**SET EXERCISE**
Each entry below should be echoed exactly, with pictures omitted.

**SUPPLIED MATERIAL**
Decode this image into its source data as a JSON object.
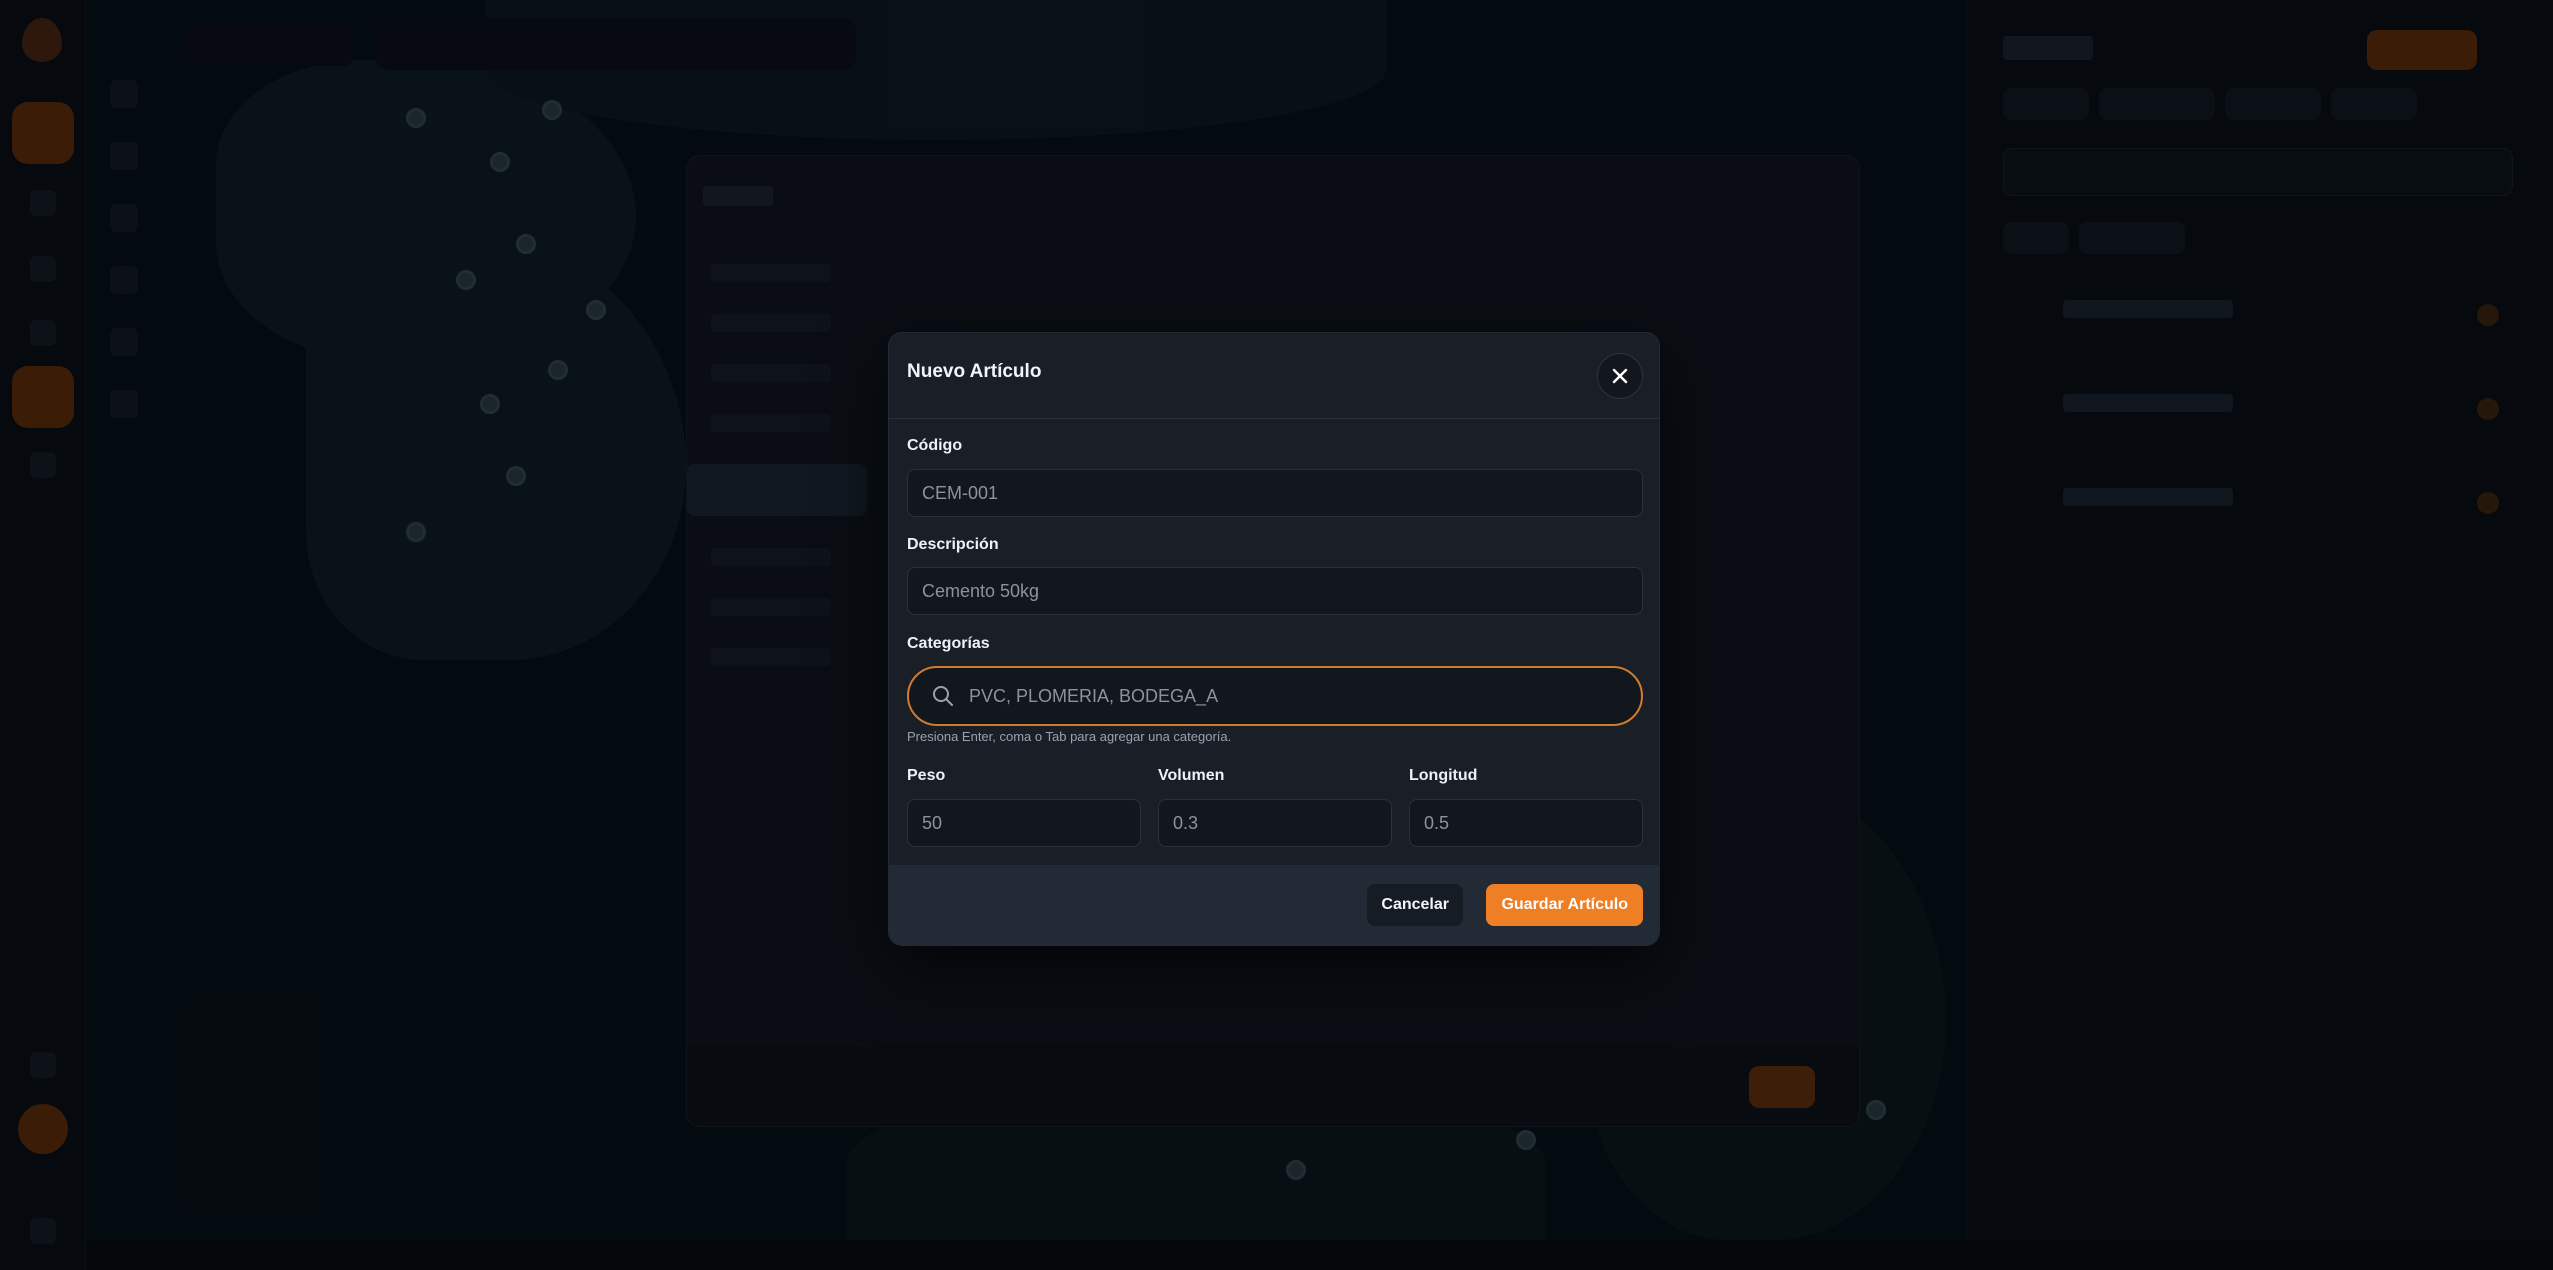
{
  "modal": {
    "title": "Nuevo Artículo",
    "fields": {
      "codigo": {
        "label": "Código",
        "value": "CEM-001"
      },
      "descripcion": {
        "label": "Descripción",
        "value": "Cemento 50kg"
      },
      "categorias": {
        "label": "Categorías",
        "value": "PVC, PLOMERIA, BODEGA_A",
        "hint": "Presiona Enter, coma o Tab para agregar una categoría."
      },
      "peso": {
        "label": "Peso",
        "value": "50"
      },
      "volumen": {
        "label": "Volumen",
        "value": "0.3"
      },
      "longitud": {
        "label": "Longitud",
        "value": "0.5"
      }
    },
    "buttons": {
      "cancel": "Cancelar",
      "save": "Guardar Artículo"
    }
  },
  "colors": {
    "accent": "#ee7f25",
    "focus_border": "#d27a2f",
    "modal_bg": "#1a1f27",
    "backdrop": "#05090f"
  },
  "icons": {
    "close": "close-icon",
    "search": "search-icon"
  }
}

**WRITTEN RESPONSE**
Decode this image into its source data as a JSON object.
{
  "modal": {
    "title": "Nuevo Artículo",
    "fields": {
      "codigo": {
        "label": "Código",
        "value": "CEM-001"
      },
      "descripcion": {
        "label": "Descripción",
        "value": "Cemento 50kg"
      },
      "categorias": {
        "label": "Categorías",
        "value": "PVC, PLOMERIA, BODEGA_A",
        "hint": "Presiona Enter, coma o Tab para agregar una categoría."
      },
      "peso": {
        "label": "Peso",
        "value": "50"
      },
      "volumen": {
        "label": "Volumen",
        "value": "0.3"
      },
      "longitud": {
        "label": "Longitud",
        "value": "0.5"
      }
    },
    "buttons": {
      "cancel": "Cancelar",
      "save": "Guardar Artículo"
    }
  },
  "colors": {
    "accent": "#ee7f25",
    "focus_border": "#d27a2f",
    "modal_bg": "#1a1f27",
    "backdrop": "#05090f"
  },
  "icons": {
    "close": "close-icon",
    "search": "search-icon"
  }
}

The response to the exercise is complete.